### Problem description:
Below is a block of records. Copy every line in it that contains the word "ylabel".
((
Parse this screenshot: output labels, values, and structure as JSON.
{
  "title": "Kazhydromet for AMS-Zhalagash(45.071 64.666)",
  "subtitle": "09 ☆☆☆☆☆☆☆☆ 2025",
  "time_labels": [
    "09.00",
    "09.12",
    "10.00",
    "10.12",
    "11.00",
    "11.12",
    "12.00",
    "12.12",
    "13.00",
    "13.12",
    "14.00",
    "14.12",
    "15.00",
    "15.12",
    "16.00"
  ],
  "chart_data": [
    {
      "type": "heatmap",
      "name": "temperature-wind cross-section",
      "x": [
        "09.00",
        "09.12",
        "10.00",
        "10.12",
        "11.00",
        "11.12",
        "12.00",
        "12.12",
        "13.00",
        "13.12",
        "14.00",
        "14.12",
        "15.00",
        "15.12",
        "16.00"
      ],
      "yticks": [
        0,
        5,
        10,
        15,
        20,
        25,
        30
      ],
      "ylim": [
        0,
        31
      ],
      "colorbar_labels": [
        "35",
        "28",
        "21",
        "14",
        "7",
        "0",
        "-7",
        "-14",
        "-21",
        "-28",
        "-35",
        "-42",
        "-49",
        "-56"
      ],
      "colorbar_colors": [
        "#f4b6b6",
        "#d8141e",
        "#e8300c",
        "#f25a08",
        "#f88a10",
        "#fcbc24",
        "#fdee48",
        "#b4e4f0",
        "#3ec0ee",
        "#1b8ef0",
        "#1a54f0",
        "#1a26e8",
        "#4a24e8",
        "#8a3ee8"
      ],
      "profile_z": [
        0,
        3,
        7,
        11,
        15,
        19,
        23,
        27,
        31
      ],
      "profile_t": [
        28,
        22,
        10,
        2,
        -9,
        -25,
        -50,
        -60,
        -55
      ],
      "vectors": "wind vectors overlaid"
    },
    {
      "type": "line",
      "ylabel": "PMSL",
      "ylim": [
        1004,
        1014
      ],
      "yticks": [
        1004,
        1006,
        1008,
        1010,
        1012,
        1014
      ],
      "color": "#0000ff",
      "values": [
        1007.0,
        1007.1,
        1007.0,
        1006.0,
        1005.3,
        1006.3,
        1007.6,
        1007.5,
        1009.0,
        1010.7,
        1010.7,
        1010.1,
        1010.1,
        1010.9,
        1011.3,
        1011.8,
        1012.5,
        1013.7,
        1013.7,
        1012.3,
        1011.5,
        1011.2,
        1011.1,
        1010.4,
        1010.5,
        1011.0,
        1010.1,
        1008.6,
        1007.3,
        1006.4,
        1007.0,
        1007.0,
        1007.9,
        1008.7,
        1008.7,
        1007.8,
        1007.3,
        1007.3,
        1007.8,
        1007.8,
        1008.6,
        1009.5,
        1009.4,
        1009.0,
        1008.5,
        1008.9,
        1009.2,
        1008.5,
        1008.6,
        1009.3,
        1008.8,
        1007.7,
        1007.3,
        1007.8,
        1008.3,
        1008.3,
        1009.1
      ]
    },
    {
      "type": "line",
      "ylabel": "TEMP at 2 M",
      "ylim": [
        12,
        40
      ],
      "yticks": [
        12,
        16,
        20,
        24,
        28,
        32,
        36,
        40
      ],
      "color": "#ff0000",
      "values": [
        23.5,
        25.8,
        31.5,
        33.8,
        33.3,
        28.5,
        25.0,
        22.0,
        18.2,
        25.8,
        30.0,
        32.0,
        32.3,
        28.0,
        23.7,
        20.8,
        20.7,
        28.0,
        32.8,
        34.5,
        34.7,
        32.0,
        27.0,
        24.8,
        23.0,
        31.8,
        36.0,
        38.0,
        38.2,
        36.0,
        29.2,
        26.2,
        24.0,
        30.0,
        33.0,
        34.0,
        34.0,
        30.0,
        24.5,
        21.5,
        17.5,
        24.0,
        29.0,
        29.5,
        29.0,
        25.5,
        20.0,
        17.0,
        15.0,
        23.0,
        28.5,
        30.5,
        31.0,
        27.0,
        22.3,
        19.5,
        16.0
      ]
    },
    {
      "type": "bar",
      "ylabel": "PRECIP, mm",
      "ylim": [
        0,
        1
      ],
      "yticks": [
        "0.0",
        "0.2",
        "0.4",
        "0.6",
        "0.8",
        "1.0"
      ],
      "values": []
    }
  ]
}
))
### Answer to this task:
      "ylabel": "PMSL",
      "ylabel": "TEMP at 2 M",
      "ylabel": "PRECIP, mm",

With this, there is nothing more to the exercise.